▶ _Extracted data entries_

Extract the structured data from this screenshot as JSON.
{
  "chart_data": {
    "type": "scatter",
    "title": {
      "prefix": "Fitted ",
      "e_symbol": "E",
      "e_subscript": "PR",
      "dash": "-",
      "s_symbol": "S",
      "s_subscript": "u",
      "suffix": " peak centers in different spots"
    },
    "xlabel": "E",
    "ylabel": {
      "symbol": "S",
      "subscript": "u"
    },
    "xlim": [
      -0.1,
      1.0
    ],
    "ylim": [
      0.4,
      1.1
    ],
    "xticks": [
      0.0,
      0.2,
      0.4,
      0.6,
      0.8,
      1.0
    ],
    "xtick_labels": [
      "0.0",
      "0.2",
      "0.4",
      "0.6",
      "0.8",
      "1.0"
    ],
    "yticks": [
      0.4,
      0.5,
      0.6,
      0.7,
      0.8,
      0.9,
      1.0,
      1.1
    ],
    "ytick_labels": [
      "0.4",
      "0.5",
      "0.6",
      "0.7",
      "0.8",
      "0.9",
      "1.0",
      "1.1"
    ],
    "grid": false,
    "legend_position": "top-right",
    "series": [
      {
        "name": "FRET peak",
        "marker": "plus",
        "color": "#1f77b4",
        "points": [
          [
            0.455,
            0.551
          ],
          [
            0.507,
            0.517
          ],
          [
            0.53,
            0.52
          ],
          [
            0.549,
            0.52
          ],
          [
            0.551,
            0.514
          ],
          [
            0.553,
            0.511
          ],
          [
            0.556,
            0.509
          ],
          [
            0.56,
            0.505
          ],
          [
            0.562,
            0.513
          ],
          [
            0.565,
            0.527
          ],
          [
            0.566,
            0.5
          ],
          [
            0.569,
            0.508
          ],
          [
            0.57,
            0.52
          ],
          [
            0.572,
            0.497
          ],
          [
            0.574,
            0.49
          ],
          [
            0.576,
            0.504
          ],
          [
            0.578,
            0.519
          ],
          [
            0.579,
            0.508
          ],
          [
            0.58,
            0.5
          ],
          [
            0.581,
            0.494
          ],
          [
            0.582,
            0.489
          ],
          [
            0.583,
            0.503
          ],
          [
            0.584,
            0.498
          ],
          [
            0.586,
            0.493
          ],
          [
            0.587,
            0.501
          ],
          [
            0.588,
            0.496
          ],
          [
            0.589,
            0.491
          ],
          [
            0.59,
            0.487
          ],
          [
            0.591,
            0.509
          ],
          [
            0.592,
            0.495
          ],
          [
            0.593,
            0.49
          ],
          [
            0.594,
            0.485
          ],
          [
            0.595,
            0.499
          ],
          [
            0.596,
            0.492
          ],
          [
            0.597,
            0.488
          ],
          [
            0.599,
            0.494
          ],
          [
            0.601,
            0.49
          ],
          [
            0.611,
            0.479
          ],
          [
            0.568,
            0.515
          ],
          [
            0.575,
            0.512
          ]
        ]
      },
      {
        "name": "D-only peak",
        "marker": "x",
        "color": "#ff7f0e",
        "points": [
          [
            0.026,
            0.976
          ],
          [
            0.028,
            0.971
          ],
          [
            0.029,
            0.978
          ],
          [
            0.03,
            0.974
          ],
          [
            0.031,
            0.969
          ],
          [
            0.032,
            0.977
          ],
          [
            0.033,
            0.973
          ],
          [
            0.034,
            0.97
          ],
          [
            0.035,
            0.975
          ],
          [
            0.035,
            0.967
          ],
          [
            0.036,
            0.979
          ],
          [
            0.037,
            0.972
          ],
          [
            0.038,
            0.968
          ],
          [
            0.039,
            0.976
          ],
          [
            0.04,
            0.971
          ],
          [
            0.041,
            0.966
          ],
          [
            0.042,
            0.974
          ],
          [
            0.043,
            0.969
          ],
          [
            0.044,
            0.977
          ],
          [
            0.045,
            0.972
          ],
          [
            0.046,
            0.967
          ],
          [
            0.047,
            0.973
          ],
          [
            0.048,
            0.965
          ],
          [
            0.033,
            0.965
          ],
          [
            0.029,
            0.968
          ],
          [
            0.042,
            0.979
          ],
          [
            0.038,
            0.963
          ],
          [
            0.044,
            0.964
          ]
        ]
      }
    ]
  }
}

▶ _TASK DESCRIPTION_
From the records above, extract every entry exactly as given.

▶ _RIGHT ANSWER_
Extract the structured data from this screenshot as JSON.
{
  "chart_data": {
    "type": "scatter",
    "title": {
      "prefix": "Fitted ",
      "e_symbol": "E",
      "e_subscript": "PR",
      "dash": "-",
      "s_symbol": "S",
      "s_subscript": "u",
      "suffix": " peak centers in different spots"
    },
    "xlabel": "E",
    "ylabel": {
      "symbol": "S",
      "subscript": "u"
    },
    "xlim": [
      -0.1,
      1.0
    ],
    "ylim": [
      0.4,
      1.1
    ],
    "xticks": [
      0.0,
      0.2,
      0.4,
      0.6,
      0.8,
      1.0
    ],
    "xtick_labels": [
      "0.0",
      "0.2",
      "0.4",
      "0.6",
      "0.8",
      "1.0"
    ],
    "yticks": [
      0.4,
      0.5,
      0.6,
      0.7,
      0.8,
      0.9,
      1.0,
      1.1
    ],
    "ytick_labels": [
      "0.4",
      "0.5",
      "0.6",
      "0.7",
      "0.8",
      "0.9",
      "1.0",
      "1.1"
    ],
    "grid": false,
    "legend_position": "top-right",
    "series": [
      {
        "name": "FRET peak",
        "marker": "plus",
        "color": "#1f77b4",
        "points": [
          [
            0.455,
            0.551
          ],
          [
            0.507,
            0.517
          ],
          [
            0.53,
            0.52
          ],
          [
            0.549,
            0.52
          ],
          [
            0.551,
            0.514
          ],
          [
            0.553,
            0.511
          ],
          [
            0.556,
            0.509
          ],
          [
            0.56,
            0.505
          ],
          [
            0.562,
            0.513
          ],
          [
            0.565,
            0.527
          ],
          [
            0.566,
            0.5
          ],
          [
            0.569,
            0.508
          ],
          [
            0.57,
            0.52
          ],
          [
            0.572,
            0.497
          ],
          [
            0.574,
            0.49
          ],
          [
            0.576,
            0.504
          ],
          [
            0.578,
            0.519
          ],
          [
            0.579,
            0.508
          ],
          [
            0.58,
            0.5
          ],
          [
            0.581,
            0.494
          ],
          [
            0.582,
            0.489
          ],
          [
            0.583,
            0.503
          ],
          [
            0.584,
            0.498
          ],
          [
            0.586,
            0.493
          ],
          [
            0.587,
            0.501
          ],
          [
            0.588,
            0.496
          ],
          [
            0.589,
            0.491
          ],
          [
            0.59,
            0.487
          ],
          [
            0.591,
            0.509
          ],
          [
            0.592,
            0.495
          ],
          [
            0.593,
            0.49
          ],
          [
            0.594,
            0.485
          ],
          [
            0.595,
            0.499
          ],
          [
            0.596,
            0.492
          ],
          [
            0.597,
            0.488
          ],
          [
            0.599,
            0.494
          ],
          [
            0.601,
            0.49
          ],
          [
            0.611,
            0.479
          ],
          [
            0.568,
            0.515
          ],
          [
            0.575,
            0.512
          ]
        ]
      },
      {
        "name": "D-only peak",
        "marker": "x",
        "color": "#ff7f0e",
        "points": [
          [
            0.026,
            0.976
          ],
          [
            0.028,
            0.971
          ],
          [
            0.029,
            0.978
          ],
          [
            0.03,
            0.974
          ],
          [
            0.031,
            0.969
          ],
          [
            0.032,
            0.977
          ],
          [
            0.033,
            0.973
          ],
          [
            0.034,
            0.97
          ],
          [
            0.035,
            0.975
          ],
          [
            0.035,
            0.967
          ],
          [
            0.036,
            0.979
          ],
          [
            0.037,
            0.972
          ],
          [
            0.038,
            0.968
          ],
          [
            0.039,
            0.976
          ],
          [
            0.04,
            0.971
          ],
          [
            0.041,
            0.966
          ],
          [
            0.042,
            0.974
          ],
          [
            0.043,
            0.969
          ],
          [
            0.044,
            0.977
          ],
          [
            0.045,
            0.972
          ],
          [
            0.046,
            0.967
          ],
          [
            0.047,
            0.973
          ],
          [
            0.048,
            0.965
          ],
          [
            0.033,
            0.965
          ],
          [
            0.029,
            0.968
          ],
          [
            0.042,
            0.979
          ],
          [
            0.038,
            0.963
          ],
          [
            0.044,
            0.964
          ]
        ]
      }
    ]
  }
}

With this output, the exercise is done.